### Extrait du document

━━━

Quinze autres chasseurs ayant également participé à la battue sont poursuivis pour diverses infractions, notamment chasse dans une zone interdite, la réserve naturelle du Mont-Valier, sur les hauteurs du village de Seix.

Pas connaissance de la présence de l’ours « à cet endroit-là »

« La limite est mal marquée (…) on ne sait jamais vraiment où on est », s’est défendu à la barre Jean-Claude Estaque, l’un des deux responsables de la battue interrogés par la présidente. « Votre obligation de chasseur est de savoir où vous chassez », rétorque le procureur.

L’enquête a mis en évidence que le plantigrade a été tué à 400 mètres à l’extérieur de la zone de chasse autorisée.

La consigne – rappelée ce jour-là « comme à chaque fois » – est d’arrêter la chasse en cas de présence de l’ours, ajoute Jean-Marc Doumenc, l’autre chef de battue. Mais les chasseurs n’avaient pas connaissance de la présence de l’ours « à cet endroit-là ».

━━━

### Données enregistrées
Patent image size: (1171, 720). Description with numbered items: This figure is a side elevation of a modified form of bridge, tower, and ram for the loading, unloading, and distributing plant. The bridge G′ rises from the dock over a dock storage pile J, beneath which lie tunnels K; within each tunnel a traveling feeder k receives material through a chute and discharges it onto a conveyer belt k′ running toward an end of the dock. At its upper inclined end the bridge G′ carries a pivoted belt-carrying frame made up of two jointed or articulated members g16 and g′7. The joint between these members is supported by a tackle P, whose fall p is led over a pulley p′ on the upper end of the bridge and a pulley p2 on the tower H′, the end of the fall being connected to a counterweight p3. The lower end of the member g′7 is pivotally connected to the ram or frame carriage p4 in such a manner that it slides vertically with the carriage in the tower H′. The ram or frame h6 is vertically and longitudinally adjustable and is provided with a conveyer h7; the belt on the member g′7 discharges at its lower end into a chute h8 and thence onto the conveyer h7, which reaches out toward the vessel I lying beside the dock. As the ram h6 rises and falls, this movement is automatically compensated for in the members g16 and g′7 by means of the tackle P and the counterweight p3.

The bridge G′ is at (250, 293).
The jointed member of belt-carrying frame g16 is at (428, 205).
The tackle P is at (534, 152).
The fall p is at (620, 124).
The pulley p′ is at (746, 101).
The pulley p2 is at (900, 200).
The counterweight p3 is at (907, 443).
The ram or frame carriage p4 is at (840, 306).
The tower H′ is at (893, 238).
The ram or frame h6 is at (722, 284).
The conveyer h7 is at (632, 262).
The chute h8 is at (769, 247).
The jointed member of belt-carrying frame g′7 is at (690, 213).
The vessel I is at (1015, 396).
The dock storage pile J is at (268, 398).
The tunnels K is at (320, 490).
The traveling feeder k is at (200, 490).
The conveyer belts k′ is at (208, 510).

━━━

### Travail à faire
1. Selon l'extrait sur la battue, à quelle distance de la zone de chasse autorisée l'ours a-t-il été tué ?
2. Les affirmations suivantes sont-elles conformes à l'extrait sur la battue ? Répondez par oui ou non en citant les mots décisifs.
(a) Jean-Claude Estaque est l'un des deux responsables de la battue.
(b) La consigne est de poursuivre la chasse en cas de présence de l'ours.
(c) Dix autres chasseurs sont poursuivis pour diverses infractions.
3. Poursuivez l'extrait sur la battue à partir de sa dernière phrase.

### Réponses attendues
1. À 400 mètres à l'extérieur de la zone de chasse autorisée.

2.
(a) Oui : « l’un des deux responsables de la battue »
(b) Non : « est d’arrêter la chasse en cas de présence de l’ours »
(c) Non : « Quinze autres chasseurs ayant également participé à la battue sont poursuivis pour diverses infractions »

3.
Ce 20 novembre 2021, en début d’après-midi, près du Rocher de l’aigle, dans une zone difficile d’accès à 1300 mètres d’altitude, deux oursons sortent d’un bois, devant le chasseur stupéfait. Puis leur mère apparaît et le charge, blessant le chasseur aux jambes et le traînant sur plusieurs mètres.

Une participante à la chasse, sapeur-pompier de métier, lui a donné les premiers soins et contenu une hémorragie, le temps qu’il soit évacué par hélicoptère, puis hospitalisé.

Le taxidermiste Brian Aiello travaille sur la peau de l’ourse Caramelles dans le laboratoire de taxidermie du Muséum de Toulouse, le 17 janvier 2023. Sous les doigts habiles de Brian Aïello et d’Adam Huyet, la silhouette de Caramelles, reconstituée en polyéthylène – un matériau léger et facile à sculpter – reprend sa forme arrondie avant d’être recouverte de la peau de l’ourse. (Photo LIONEL BONAVENTURE/AFP via Getty Images)

« En état de légitime défense » ?

Il « était en état de légitime défense, il a tiré. Il aurait dû la laisser faire? Non, il a sauvé sa peau », a déclaré avant le procès Jean-Luc Fernandez, président de la fédération de chasse de l’Ariège.

Dans le camp de la partie civile, la notion de légitime défense passe mal. « Dans quelle mesure peut-on faire valoir l’état de nécessité, alors qu’on a commis une série d’infractions qui ont conduit à la mort de l’ourse Caramelles », s’est aussi demandé Alain Reynes, de l’association Pays de l’ours, pionnière dans la défense du plantigrade dans les Pyrénées.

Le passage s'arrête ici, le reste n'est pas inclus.